[RECORD EXTRACTS start]

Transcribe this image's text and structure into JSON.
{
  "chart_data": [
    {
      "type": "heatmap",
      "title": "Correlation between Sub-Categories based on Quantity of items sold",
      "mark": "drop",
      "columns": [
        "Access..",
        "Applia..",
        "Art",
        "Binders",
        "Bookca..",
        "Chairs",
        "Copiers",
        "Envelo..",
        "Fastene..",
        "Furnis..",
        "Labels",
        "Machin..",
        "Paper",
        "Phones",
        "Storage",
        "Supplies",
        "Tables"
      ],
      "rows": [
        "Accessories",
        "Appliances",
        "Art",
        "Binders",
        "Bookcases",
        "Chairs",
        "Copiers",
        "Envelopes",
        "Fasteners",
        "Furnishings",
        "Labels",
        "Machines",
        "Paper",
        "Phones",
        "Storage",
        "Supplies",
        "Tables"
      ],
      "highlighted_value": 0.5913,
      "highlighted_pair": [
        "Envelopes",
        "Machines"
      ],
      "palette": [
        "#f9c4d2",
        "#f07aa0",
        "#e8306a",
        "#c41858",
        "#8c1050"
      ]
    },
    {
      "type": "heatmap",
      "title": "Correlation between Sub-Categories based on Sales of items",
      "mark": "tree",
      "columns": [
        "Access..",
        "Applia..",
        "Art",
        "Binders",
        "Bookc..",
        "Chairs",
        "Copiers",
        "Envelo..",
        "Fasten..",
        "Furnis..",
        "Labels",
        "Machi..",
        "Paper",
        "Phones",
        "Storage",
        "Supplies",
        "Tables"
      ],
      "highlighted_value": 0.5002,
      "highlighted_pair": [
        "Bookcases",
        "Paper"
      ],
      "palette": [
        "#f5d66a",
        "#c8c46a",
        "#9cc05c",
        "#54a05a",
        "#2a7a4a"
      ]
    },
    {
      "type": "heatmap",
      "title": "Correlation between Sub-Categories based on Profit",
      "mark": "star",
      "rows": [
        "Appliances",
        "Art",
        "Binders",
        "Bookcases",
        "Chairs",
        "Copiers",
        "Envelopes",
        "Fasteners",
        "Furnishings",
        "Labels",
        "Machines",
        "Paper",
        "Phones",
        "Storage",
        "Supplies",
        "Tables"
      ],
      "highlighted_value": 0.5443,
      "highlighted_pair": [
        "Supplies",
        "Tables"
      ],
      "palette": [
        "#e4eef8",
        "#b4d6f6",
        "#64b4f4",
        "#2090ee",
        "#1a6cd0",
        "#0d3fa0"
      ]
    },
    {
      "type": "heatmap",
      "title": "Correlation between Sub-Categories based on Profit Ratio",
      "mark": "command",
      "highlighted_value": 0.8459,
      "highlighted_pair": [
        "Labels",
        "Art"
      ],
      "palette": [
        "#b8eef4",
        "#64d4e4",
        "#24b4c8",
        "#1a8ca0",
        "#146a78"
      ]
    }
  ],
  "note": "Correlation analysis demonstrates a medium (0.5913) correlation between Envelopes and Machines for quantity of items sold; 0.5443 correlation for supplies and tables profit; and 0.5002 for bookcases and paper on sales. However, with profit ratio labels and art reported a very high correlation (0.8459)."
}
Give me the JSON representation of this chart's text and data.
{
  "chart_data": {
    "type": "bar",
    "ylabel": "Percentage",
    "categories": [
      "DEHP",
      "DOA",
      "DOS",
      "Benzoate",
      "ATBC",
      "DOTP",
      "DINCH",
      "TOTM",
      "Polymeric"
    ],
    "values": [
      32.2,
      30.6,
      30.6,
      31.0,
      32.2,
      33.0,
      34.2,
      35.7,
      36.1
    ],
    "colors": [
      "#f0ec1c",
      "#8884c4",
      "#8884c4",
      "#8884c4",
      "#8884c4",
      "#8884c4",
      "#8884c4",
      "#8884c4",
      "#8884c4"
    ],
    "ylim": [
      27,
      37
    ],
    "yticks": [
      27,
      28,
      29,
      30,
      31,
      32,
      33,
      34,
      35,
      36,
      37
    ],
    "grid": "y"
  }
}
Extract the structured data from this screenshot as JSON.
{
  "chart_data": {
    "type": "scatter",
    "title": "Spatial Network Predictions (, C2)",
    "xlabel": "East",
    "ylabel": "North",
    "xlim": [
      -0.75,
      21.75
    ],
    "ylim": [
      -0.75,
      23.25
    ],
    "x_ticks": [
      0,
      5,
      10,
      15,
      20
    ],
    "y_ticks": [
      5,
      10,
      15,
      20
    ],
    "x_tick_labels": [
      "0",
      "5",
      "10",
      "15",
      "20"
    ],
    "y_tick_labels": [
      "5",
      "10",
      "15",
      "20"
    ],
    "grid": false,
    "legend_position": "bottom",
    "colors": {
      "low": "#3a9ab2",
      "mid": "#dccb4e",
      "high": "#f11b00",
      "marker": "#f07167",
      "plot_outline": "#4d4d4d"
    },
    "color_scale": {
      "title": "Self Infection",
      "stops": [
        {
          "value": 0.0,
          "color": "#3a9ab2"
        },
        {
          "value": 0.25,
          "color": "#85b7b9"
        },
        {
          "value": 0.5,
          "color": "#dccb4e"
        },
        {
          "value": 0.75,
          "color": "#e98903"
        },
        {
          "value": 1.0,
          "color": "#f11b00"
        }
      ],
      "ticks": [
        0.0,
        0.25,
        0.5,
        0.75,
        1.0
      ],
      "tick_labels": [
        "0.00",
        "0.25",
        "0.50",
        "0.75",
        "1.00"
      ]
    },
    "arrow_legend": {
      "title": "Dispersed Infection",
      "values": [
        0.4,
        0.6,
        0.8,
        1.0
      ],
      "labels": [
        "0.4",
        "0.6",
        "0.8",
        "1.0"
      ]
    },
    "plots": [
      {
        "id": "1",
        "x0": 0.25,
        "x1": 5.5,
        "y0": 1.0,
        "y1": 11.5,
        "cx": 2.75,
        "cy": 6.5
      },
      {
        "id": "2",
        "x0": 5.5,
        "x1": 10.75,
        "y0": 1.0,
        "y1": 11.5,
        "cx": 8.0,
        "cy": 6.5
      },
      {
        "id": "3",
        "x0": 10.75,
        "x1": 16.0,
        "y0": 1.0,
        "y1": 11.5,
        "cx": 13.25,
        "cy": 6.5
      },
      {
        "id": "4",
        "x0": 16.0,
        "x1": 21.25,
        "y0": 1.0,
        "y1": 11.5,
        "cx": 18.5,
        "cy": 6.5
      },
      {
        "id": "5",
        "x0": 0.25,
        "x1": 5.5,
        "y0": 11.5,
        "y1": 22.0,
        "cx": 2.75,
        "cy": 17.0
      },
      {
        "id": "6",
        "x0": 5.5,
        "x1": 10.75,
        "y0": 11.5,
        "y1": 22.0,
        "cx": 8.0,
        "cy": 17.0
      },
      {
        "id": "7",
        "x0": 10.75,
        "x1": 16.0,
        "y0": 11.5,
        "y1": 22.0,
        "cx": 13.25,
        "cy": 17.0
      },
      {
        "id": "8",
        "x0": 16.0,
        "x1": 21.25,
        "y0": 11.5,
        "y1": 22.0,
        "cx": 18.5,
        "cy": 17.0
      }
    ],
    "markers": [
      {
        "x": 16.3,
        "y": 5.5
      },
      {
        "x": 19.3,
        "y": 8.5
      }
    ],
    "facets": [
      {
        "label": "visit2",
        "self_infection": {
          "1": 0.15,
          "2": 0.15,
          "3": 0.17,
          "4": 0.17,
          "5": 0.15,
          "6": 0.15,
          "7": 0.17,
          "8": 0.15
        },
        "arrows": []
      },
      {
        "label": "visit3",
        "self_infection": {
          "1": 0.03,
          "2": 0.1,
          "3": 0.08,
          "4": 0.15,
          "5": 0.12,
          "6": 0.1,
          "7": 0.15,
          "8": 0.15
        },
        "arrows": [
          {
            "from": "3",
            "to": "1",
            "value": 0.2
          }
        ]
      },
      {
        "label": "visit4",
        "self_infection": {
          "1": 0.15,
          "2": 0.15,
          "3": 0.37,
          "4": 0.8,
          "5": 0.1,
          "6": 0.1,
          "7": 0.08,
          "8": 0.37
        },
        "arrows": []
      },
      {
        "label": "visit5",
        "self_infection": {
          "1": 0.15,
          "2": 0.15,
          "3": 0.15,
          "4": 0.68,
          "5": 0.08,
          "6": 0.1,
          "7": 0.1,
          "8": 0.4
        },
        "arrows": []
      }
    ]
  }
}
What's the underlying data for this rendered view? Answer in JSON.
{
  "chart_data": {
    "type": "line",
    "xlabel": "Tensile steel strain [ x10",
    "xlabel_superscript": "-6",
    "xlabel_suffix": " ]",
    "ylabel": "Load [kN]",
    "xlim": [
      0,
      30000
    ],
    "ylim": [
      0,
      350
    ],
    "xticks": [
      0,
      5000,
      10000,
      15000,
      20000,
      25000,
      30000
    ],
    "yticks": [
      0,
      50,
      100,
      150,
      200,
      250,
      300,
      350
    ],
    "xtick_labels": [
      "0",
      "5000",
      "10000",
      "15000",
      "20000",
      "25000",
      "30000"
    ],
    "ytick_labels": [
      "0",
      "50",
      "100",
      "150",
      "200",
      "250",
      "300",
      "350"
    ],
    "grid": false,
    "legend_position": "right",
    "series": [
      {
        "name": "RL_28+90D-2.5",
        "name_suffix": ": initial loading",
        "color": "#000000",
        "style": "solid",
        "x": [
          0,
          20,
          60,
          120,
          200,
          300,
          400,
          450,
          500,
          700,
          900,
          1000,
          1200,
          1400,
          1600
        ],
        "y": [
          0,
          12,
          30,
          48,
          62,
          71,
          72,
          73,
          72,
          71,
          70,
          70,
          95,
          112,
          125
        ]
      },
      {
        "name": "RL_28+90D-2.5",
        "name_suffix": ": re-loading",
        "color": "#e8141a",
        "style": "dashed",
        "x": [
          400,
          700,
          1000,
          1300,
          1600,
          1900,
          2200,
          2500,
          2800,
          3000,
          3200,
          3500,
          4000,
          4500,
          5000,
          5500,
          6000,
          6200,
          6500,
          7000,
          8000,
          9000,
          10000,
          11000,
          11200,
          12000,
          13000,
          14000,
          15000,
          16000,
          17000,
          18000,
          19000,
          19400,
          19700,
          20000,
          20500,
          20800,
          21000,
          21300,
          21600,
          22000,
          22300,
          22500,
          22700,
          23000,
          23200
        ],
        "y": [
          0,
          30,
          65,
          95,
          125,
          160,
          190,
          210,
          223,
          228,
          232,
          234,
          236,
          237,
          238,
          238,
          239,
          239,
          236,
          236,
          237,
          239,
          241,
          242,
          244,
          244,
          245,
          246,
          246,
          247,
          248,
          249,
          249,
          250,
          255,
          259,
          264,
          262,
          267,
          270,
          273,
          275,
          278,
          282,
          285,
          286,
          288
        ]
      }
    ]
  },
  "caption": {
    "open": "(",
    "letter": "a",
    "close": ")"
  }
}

[RECORD EXTRACTS end]

Find each line holding the word "text" and copy it.

Transcribe this image's text and structure into JSON.
Give me the JSON representation of this chart's text and data.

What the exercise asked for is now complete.